* [What you should do]:
Each entry below must be repeated exactly, with pictures left out.

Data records

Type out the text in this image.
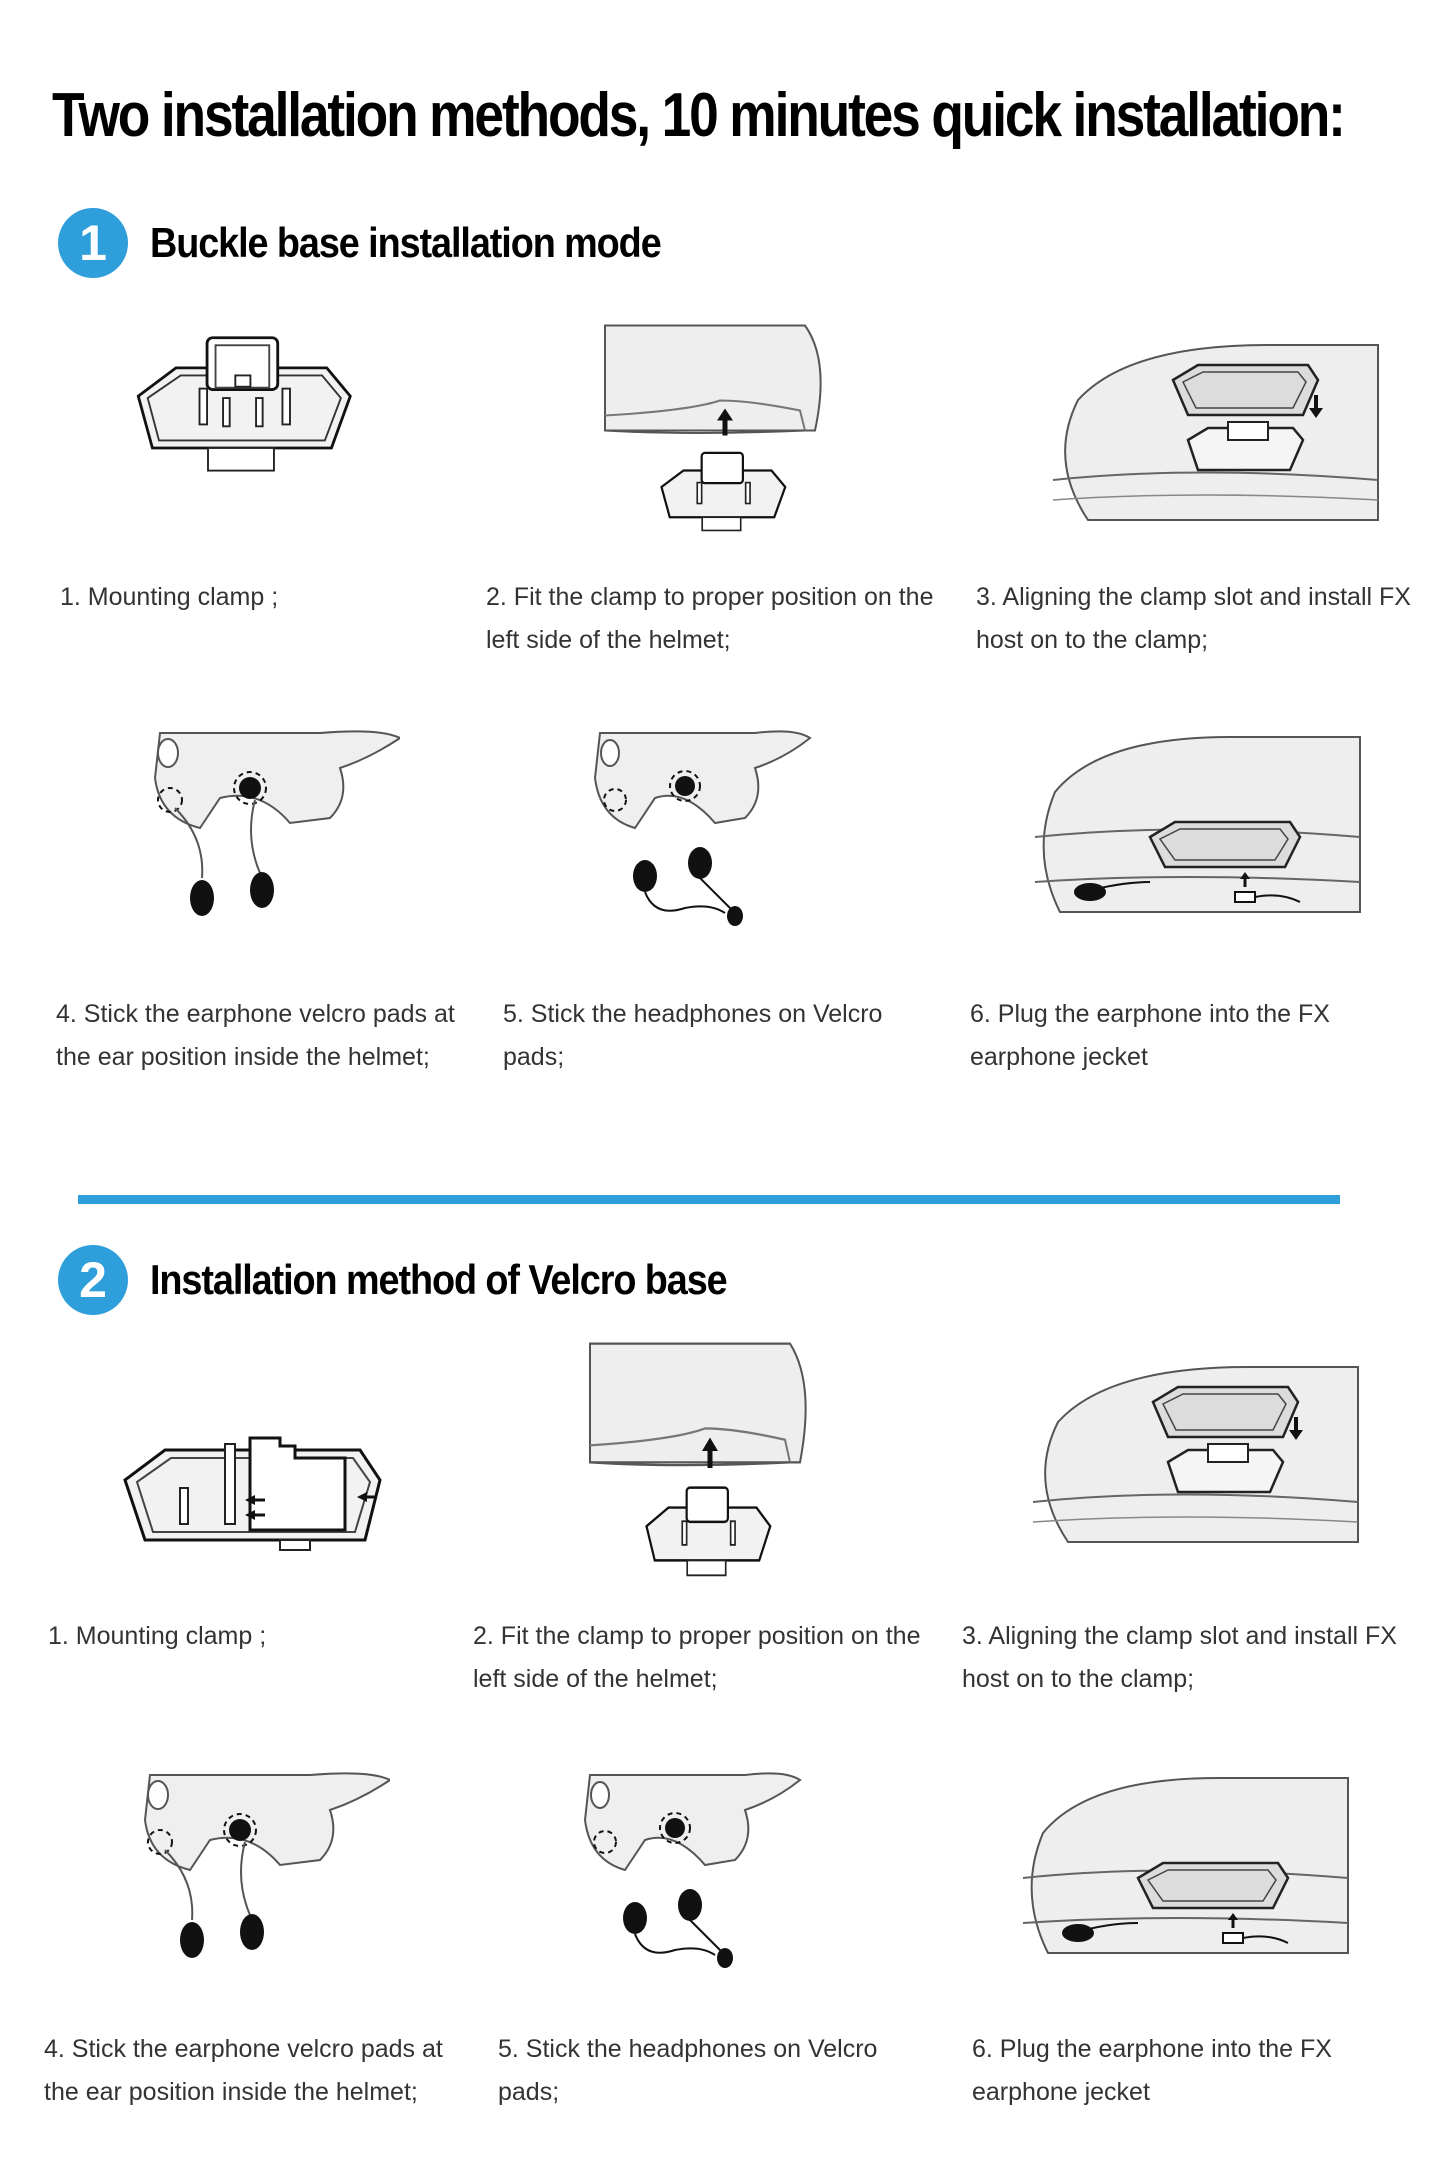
Two installation methods, 10 minutes quick installation:
1	Buckle base installation mode

1. Mounting clamp ;	2. Fit the clamp to proper position on the left side of the helmet;

3. Aligning the clamp slot and install FX host on to the clamp;

4. Stick the earphone velcro pads at the ear position inside the helmet;

5. Stick the headphones on Velcro pads;

6. Plug the earphone into the FX earphone jecket

2	Installation method of Velcro base

1. Mounting clamp ;	2. Fit the clamp to proper position on the left side of the helmet;

3. Aligning the clamp slot and install FX host on to the clamp;

4. Stick the earphone velcro pads at the ear position inside the helmet;

5. Stick the headphones on Velcro pads;

6. Plug the earphone into the FX earphone jecket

* [Answer to the problem]:
Type out the text in this image.
Two installation methods, 10 minutes quick installation:
1	Buckle base installation mode

1. Mounting clamp ;	2. Fit the clamp to proper position on the left side of the helmet;

3. Aligning the clamp slot and install FX host on to the clamp;

4. Stick the earphone velcro pads at the ear position inside the helmet;

5. Stick the headphones on Velcro pads;

6. Plug the earphone into the FX earphone jecket

2	Installation method of Velcro base

1. Mounting clamp ;	2. Fit the clamp to proper position on the left side of the helmet;

3. Aligning the clamp slot and install FX host on to the clamp;

4. Stick the earphone velcro pads at the ear position inside the helmet;

5. Stick the headphones on Velcro pads;

6. Plug the earphone into the FX earphone jecket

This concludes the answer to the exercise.